> [TO DO]: Return the data exactly, with all pictures removed.
————————
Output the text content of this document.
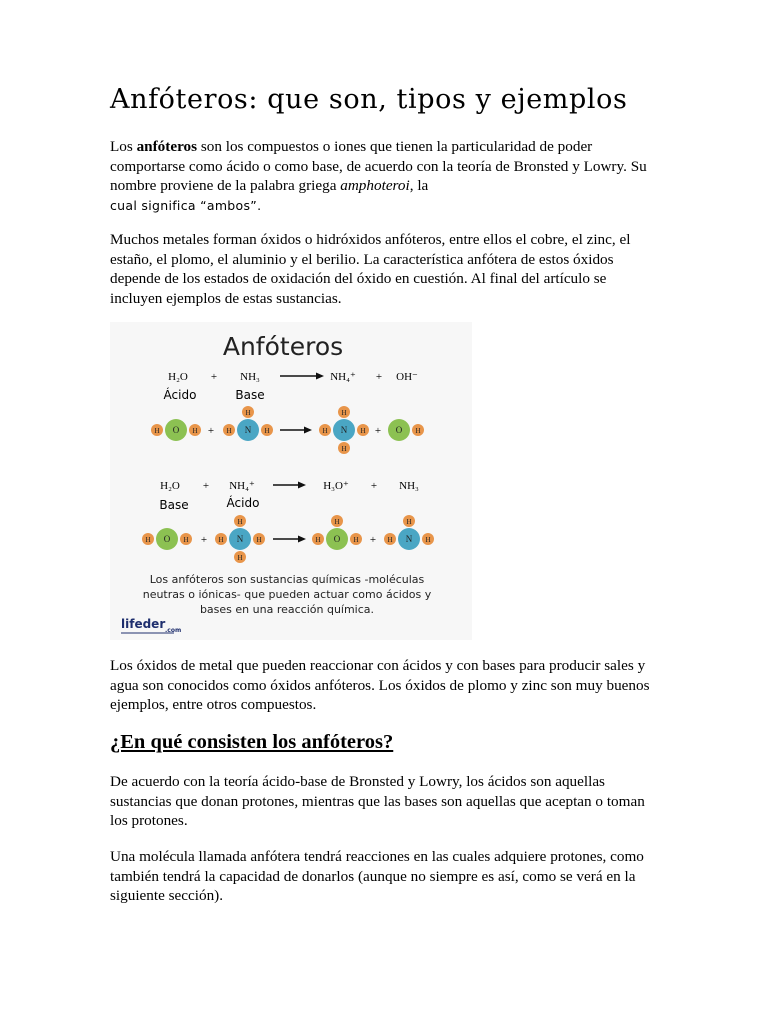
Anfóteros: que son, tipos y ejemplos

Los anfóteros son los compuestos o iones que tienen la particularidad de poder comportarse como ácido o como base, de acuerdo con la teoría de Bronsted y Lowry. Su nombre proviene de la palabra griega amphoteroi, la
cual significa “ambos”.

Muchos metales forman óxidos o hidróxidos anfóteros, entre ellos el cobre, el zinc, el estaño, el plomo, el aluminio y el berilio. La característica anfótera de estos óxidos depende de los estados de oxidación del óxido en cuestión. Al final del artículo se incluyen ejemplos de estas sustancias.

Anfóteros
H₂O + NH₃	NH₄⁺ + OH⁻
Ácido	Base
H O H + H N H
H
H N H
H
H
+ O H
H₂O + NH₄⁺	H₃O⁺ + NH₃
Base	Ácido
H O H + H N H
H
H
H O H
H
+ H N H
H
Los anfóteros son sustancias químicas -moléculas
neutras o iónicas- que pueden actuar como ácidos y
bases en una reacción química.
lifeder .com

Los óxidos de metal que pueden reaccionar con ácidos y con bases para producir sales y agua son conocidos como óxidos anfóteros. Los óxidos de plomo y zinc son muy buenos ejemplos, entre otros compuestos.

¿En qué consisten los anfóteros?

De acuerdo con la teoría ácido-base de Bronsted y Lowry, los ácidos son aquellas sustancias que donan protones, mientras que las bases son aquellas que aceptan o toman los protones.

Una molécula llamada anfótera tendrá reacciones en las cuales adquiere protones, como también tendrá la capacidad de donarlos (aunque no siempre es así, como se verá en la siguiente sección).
————————
> [WRITTEN REPLY]:
Output the text content of this document.
Anfóteros: que son, tipos y ejemplos

Los anfóteros son los compuestos o iones que tienen la particularidad de poder comportarse como ácido o como base, de acuerdo con la teoría de Bronsted y Lowry. Su nombre proviene de la palabra griega amphoteroi, la
cual significa “ambos”.

Muchos metales forman óxidos o hidróxidos anfóteros, entre ellos el cobre, el zinc, el estaño, el plomo, el aluminio y el berilio. La característica anfótera de estos óxidos depende de los estados de oxidación del óxido en cuestión. Al final del artículo se incluyen ejemplos de estas sustancias.

Anfóteros
H₂O + NH₃	NH₄⁺ + OH⁻
Ácido	Base
H O H + H N H
H
H N H
H
H
+ O H
H₂O + NH₄⁺	H₃O⁺ + NH₃
Base	Ácido
H O H + H N H
H
H
H O H
H
+ H N H
H
Los anfóteros son sustancias químicas -moléculas
neutras o iónicas- que pueden actuar como ácidos y
bases en una reacción química.
lifeder .com

Los óxidos de metal que pueden reaccionar con ácidos y con bases para producir sales y agua son conocidos como óxidos anfóteros. Los óxidos de plomo y zinc son muy buenos ejemplos, entre otros compuestos.

¿En qué consisten los anfóteros?

De acuerdo con la teoría ácido-base de Bronsted y Lowry, los ácidos son aquellas sustancias que donan protones, mientras que las bases son aquellas que aceptan o toman los protones.

Una molécula llamada anfótera tendrá reacciones en las cuales adquiere protones, como también tendrá la capacidad de donarlos (aunque no siempre es así, como se verá en la siguiente sección).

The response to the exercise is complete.